MATERIAL SUPPLIED:
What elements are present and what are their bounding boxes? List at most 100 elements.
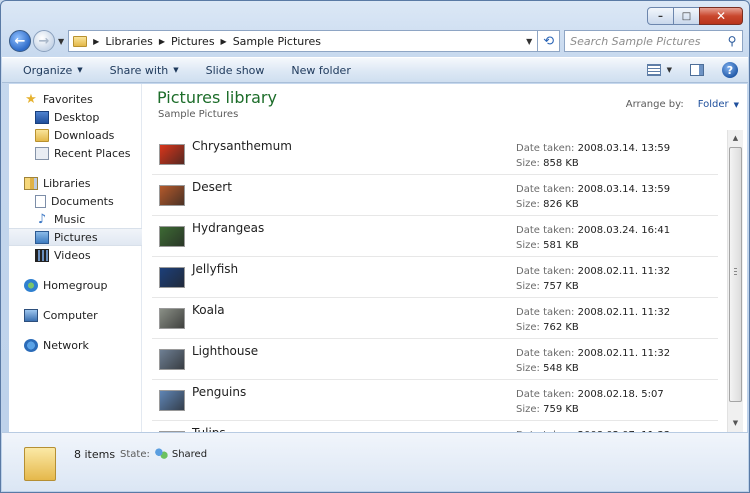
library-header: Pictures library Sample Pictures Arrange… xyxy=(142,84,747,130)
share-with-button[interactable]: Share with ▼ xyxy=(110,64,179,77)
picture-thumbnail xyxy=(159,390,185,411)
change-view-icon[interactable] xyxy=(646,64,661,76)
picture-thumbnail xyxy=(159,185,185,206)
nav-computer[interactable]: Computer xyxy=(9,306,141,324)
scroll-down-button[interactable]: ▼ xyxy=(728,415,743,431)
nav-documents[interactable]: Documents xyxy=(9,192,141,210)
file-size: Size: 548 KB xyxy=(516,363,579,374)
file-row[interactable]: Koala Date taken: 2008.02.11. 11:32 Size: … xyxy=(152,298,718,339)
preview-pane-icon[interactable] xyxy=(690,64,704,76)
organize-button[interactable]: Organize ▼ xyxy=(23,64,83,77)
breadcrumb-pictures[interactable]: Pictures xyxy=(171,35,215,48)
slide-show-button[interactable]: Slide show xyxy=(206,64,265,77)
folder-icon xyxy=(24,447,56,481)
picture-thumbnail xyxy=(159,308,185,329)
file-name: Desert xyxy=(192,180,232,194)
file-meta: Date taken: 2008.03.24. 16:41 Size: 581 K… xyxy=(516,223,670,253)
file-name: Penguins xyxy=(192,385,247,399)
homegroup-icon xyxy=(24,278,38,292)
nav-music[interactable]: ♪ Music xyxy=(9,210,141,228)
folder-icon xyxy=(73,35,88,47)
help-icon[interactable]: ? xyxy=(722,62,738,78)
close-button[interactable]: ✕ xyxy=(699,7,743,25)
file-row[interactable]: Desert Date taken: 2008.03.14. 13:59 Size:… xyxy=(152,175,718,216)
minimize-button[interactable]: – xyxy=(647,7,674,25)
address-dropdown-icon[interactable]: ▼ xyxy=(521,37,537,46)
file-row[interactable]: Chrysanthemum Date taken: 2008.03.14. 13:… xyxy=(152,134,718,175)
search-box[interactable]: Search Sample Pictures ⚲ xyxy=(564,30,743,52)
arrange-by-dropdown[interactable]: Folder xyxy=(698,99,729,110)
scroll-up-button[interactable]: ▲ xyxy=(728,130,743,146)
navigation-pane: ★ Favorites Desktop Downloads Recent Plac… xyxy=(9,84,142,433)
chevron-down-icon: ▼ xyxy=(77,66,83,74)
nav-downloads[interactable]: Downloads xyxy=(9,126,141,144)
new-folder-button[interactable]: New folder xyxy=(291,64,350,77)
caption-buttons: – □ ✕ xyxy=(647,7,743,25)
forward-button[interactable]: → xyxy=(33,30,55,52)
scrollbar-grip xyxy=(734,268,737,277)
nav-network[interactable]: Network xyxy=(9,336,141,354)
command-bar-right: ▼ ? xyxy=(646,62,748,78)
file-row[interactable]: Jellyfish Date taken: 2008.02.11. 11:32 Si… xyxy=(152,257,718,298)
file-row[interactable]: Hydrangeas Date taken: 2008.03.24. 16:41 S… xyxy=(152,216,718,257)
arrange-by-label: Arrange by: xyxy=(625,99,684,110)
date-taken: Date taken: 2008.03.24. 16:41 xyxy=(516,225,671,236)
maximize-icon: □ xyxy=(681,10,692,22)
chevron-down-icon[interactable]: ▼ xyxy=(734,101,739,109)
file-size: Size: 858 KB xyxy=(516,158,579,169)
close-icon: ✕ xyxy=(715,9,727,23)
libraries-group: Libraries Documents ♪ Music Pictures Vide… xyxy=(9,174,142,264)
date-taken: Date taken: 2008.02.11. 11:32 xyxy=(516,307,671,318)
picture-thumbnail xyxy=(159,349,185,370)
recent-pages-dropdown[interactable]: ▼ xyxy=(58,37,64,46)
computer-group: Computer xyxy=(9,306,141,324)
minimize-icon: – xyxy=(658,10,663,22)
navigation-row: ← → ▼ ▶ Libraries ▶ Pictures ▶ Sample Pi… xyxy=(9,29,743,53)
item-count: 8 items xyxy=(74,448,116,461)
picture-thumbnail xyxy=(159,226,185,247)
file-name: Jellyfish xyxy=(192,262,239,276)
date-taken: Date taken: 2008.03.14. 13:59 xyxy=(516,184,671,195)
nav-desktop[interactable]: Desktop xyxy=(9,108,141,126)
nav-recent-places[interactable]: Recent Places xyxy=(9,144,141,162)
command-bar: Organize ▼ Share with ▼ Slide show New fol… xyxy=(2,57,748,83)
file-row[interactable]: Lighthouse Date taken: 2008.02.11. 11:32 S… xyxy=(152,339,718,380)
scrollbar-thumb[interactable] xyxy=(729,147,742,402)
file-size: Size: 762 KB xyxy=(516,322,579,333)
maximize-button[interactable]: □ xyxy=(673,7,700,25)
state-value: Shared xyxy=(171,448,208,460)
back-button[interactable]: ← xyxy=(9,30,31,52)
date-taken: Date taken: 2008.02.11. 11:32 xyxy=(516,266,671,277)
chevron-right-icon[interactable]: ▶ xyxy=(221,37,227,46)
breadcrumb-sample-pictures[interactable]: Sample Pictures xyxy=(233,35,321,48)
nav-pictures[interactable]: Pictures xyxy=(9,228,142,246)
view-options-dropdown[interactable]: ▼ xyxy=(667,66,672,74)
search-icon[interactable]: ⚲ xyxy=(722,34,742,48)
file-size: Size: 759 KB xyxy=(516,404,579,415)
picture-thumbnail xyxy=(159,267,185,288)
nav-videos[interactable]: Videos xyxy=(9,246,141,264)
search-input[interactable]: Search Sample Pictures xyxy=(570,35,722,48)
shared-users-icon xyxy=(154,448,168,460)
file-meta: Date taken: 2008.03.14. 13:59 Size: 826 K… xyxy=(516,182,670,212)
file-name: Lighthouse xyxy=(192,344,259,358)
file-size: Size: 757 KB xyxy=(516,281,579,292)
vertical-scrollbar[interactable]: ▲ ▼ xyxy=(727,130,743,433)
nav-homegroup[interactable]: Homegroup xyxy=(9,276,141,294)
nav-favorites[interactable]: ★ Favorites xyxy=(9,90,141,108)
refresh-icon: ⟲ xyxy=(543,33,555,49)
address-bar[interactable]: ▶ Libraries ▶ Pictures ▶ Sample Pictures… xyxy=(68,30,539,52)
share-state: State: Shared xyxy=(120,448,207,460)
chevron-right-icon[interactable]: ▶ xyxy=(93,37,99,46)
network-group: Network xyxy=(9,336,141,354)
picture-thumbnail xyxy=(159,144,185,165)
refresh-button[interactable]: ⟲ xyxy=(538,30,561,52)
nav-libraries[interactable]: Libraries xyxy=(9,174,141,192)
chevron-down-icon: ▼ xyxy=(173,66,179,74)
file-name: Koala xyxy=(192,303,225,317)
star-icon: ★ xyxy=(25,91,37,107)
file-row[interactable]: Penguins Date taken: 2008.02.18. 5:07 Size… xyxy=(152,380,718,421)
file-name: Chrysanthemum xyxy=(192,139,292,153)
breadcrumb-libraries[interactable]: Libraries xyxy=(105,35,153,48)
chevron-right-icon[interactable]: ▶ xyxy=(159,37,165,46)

* * *

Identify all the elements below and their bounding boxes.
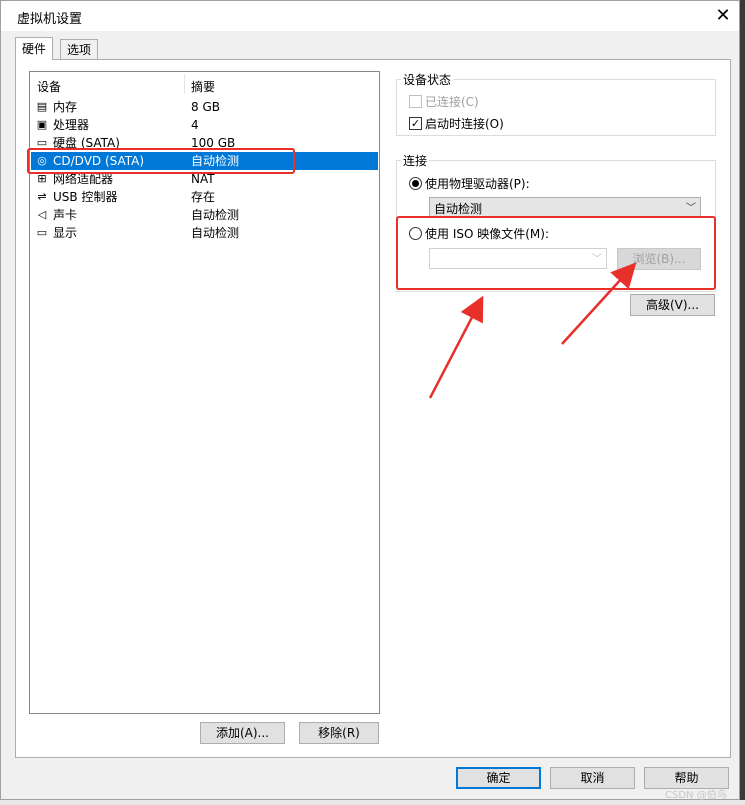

STATED EXERCISE: Present the records starting at the line containing "What elements are" and ending at the line containing "picture-thumbnail xyxy=(159,308,185,329)" as a Markdown table with the columns Row and Line, skipping blank lines. Leave the pictures out of the table.

CORRECT RESPONSE:
| Row | Line |
|---|---|
| 1 | What elements are present and what are their bounding boxes? List at most 100 elements. |
| 2 | library-header: Pictures library Sample Pictures Arrange… xyxy=(142,84,747,130) |
| 3 | share-with-button[interactable]: Share with ▼ xyxy=(110,64,179,77) |
| 4 | picture-thumbnail xyxy=(159,390,185,411) |
| 5 | change-view-icon[interactable] xyxy=(646,64,661,76) |
| 6 | picture-thumbnail xyxy=(159,185,185,206) |
| 7 | nav-computer[interactable]: Computer xyxy=(9,306,141,324) |
| 8 | scroll-down-button[interactable]: ▼ xyxy=(728,415,743,431) |
| 9 | nav-documents[interactable]: Documents xyxy=(9,192,141,210) |
| 10 | file-size: Size: 548 KB xyxy=(516,363,579,374) |
| 11 | file-row[interactable]: Koala Date taken: 2008.02.11. 11:32 Size: … xyxy=(152,298,718,339) |
| 12 | preview-pane-icon[interactable] xyxy=(690,64,704,76) |
| 13 | organize-button[interactable]: Organize ▼ xyxy=(23,64,83,77) |
| 14 | breadcrumb-pictures[interactable]: Pictures xyxy=(171,35,215,48) |
| 15 | slide-show-button[interactable]: Slide show xyxy=(206,64,265,77) |
| 16 | folder-icon xyxy=(24,447,56,481) |
| 17 | picture-thumbnail xyxy=(159,308,185,329) |